- [What this task involves] Return every record verbatim.
-- BEGIN --
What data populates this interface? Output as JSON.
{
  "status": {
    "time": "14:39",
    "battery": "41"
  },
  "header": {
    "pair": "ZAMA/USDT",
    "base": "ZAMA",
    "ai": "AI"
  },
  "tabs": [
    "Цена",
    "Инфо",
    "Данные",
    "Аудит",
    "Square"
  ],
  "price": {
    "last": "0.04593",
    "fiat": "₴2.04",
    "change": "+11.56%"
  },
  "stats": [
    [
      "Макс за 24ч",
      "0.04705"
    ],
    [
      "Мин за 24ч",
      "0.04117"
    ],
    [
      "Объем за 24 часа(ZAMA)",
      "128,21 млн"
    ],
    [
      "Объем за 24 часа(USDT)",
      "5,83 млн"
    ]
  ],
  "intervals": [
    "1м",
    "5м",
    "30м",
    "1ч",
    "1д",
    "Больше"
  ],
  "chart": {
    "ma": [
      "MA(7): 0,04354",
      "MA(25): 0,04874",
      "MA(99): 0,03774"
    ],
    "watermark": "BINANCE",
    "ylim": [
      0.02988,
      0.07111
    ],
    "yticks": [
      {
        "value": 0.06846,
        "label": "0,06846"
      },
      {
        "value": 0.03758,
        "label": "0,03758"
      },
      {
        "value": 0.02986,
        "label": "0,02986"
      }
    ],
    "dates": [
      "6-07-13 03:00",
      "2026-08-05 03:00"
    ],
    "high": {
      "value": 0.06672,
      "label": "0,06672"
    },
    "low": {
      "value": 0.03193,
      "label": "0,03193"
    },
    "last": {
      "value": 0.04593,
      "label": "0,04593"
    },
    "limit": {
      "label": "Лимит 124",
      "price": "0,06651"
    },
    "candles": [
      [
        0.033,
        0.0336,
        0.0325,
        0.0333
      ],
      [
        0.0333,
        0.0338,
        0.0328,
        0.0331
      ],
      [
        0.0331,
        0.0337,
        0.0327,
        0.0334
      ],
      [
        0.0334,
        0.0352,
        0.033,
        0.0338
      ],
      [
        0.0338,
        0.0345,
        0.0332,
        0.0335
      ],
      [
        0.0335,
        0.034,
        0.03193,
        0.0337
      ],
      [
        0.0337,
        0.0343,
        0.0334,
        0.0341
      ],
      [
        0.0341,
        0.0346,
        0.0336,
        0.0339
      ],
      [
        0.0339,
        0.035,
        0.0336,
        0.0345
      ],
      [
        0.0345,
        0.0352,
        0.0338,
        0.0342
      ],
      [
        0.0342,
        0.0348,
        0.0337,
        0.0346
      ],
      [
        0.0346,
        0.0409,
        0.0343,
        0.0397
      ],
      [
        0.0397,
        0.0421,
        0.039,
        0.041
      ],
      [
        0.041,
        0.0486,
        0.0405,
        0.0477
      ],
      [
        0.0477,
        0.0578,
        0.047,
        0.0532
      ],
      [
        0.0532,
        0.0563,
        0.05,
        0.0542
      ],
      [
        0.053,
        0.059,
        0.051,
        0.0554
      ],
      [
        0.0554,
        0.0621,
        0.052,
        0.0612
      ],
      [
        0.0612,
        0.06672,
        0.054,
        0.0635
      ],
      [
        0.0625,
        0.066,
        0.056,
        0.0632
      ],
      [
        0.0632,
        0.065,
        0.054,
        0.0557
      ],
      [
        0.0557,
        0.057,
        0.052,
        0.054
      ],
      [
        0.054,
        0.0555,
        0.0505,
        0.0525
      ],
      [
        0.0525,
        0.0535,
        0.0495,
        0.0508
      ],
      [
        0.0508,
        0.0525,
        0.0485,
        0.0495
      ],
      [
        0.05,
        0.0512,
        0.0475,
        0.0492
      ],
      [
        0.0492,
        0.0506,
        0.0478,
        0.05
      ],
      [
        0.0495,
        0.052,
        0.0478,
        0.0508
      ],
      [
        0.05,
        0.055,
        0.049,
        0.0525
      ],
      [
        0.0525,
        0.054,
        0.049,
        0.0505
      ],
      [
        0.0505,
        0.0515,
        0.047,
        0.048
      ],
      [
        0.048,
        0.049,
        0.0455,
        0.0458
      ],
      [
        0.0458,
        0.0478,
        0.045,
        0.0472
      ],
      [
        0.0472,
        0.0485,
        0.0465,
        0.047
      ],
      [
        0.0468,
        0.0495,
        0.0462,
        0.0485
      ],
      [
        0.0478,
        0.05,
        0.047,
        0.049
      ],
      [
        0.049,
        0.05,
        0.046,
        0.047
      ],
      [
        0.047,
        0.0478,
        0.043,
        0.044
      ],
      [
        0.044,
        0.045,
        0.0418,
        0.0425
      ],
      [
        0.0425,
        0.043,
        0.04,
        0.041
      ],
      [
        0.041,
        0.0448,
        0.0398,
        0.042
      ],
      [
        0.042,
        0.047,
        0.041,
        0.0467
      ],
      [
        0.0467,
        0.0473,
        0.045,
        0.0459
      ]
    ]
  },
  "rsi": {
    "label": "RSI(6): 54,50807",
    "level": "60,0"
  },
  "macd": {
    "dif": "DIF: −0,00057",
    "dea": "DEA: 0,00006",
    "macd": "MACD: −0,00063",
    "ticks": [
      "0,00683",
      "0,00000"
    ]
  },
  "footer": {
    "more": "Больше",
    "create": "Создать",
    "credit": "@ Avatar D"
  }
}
-- END --
- [Solved exercise]
What data populates this interface? Output as JSON.
{
  "status": {
    "time": "14:39",
    "battery": "41"
  },
  "header": {
    "pair": "ZAMA/USDT",
    "base": "ZAMA",
    "ai": "AI"
  },
  "tabs": [
    "Цена",
    "Инфо",
    "Данные",
    "Аудит",
    "Square"
  ],
  "price": {
    "last": "0.04593",
    "fiat": "₴2.04",
    "change": "+11.56%"
  },
  "stats": [
    [
      "Макс за 24ч",
      "0.04705"
    ],
    [
      "Мин за 24ч",
      "0.04117"
    ],
    [
      "Объем за 24 часа(ZAMA)",
      "128,21 млн"
    ],
    [
      "Объем за 24 часа(USDT)",
      "5,83 млн"
    ]
  ],
  "intervals": [
    "1м",
    "5м",
    "30м",
    "1ч",
    "1д",
    "Больше"
  ],
  "chart": {
    "ma": [
      "MA(7): 0,04354",
      "MA(25): 0,04874",
      "MA(99): 0,03774"
    ],
    "watermark": "BINANCE",
    "ylim": [
      0.02988,
      0.07111
    ],
    "yticks": [
      {
        "value": 0.06846,
        "label": "0,06846"
      },
      {
        "value": 0.03758,
        "label": "0,03758"
      },
      {
        "value": 0.02986,
        "label": "0,02986"
      }
    ],
    "dates": [
      "6-07-13 03:00",
      "2026-08-05 03:00"
    ],
    "high": {
      "value": 0.06672,
      "label": "0,06672"
    },
    "low": {
      "value": 0.03193,
      "label": "0,03193"
    },
    "last": {
      "value": 0.04593,
      "label": "0,04593"
    },
    "limit": {
      "label": "Лимит 124",
      "price": "0,06651"
    },
    "candles": [
      [
        0.033,
        0.0336,
        0.0325,
        0.0333
      ],
      [
        0.0333,
        0.0338,
        0.0328,
        0.0331
      ],
      [
        0.0331,
        0.0337,
        0.0327,
        0.0334
      ],
      [
        0.0334,
        0.0352,
        0.033,
        0.0338
      ],
      [
        0.0338,
        0.0345,
        0.0332,
        0.0335
      ],
      [
        0.0335,
        0.034,
        0.03193,
        0.0337
      ],
      [
        0.0337,
        0.0343,
        0.0334,
        0.0341
      ],
      [
        0.0341,
        0.0346,
        0.0336,
        0.0339
      ],
      [
        0.0339,
        0.035,
        0.0336,
        0.0345
      ],
      [
        0.0345,
        0.0352,
        0.0338,
        0.0342
      ],
      [
        0.0342,
        0.0348,
        0.0337,
        0.0346
      ],
      [
        0.0346,
        0.0409,
        0.0343,
        0.0397
      ],
      [
        0.0397,
        0.0421,
        0.039,
        0.041
      ],
      [
        0.041,
        0.0486,
        0.0405,
        0.0477
      ],
      [
        0.0477,
        0.0578,
        0.047,
        0.0532
      ],
      [
        0.0532,
        0.0563,
        0.05,
        0.0542
      ],
      [
        0.053,
        0.059,
        0.051,
        0.0554
      ],
      [
        0.0554,
        0.0621,
        0.052,
        0.0612
      ],
      [
        0.0612,
        0.06672,
        0.054,
        0.0635
      ],
      [
        0.0625,
        0.066,
        0.056,
        0.0632
      ],
      [
        0.0632,
        0.065,
        0.054,
        0.0557
      ],
      [
        0.0557,
        0.057,
        0.052,
        0.054
      ],
      [
        0.054,
        0.0555,
        0.0505,
        0.0525
      ],
      [
        0.0525,
        0.0535,
        0.0495,
        0.0508
      ],
      [
        0.0508,
        0.0525,
        0.0485,
        0.0495
      ],
      [
        0.05,
        0.0512,
        0.0475,
        0.0492
      ],
      [
        0.0492,
        0.0506,
        0.0478,
        0.05
      ],
      [
        0.0495,
        0.052,
        0.0478,
        0.0508
      ],
      [
        0.05,
        0.055,
        0.049,
        0.0525
      ],
      [
        0.0525,
        0.054,
        0.049,
        0.0505
      ],
      [
        0.0505,
        0.0515,
        0.047,
        0.048
      ],
      [
        0.048,
        0.049,
        0.0455,
        0.0458
      ],
      [
        0.0458,
        0.0478,
        0.045,
        0.0472
      ],
      [
        0.0472,
        0.0485,
        0.0465,
        0.047
      ],
      [
        0.0468,
        0.0495,
        0.0462,
        0.0485
      ],
      [
        0.0478,
        0.05,
        0.047,
        0.049
      ],
      [
        0.049,
        0.05,
        0.046,
        0.047
      ],
      [
        0.047,
        0.0478,
        0.043,
        0.044
      ],
      [
        0.044,
        0.045,
        0.0418,
        0.0425
      ],
      [
        0.0425,
        0.043,
        0.04,
        0.041
      ],
      [
        0.041,
        0.0448,
        0.0398,
        0.042
      ],
      [
        0.042,
        0.047,
        0.041,
        0.0467
      ],
      [
        0.0467,
        0.0473,
        0.045,
        0.0459
      ]
    ]
  },
  "rsi": {
    "label": "RSI(6): 54,50807",
    "level": "60,0"
  },
  "macd": {
    "dif": "DIF: −0,00057",
    "dea": "DEA: 0,00006",
    "macd": "MACD: −0,00063",
    "ticks": [
      "0,00683",
      "0,00000"
    ]
  },
  "footer": {
    "more": "Больше",
    "create": "Создать",
    "credit": "@ Avatar D"
  }
}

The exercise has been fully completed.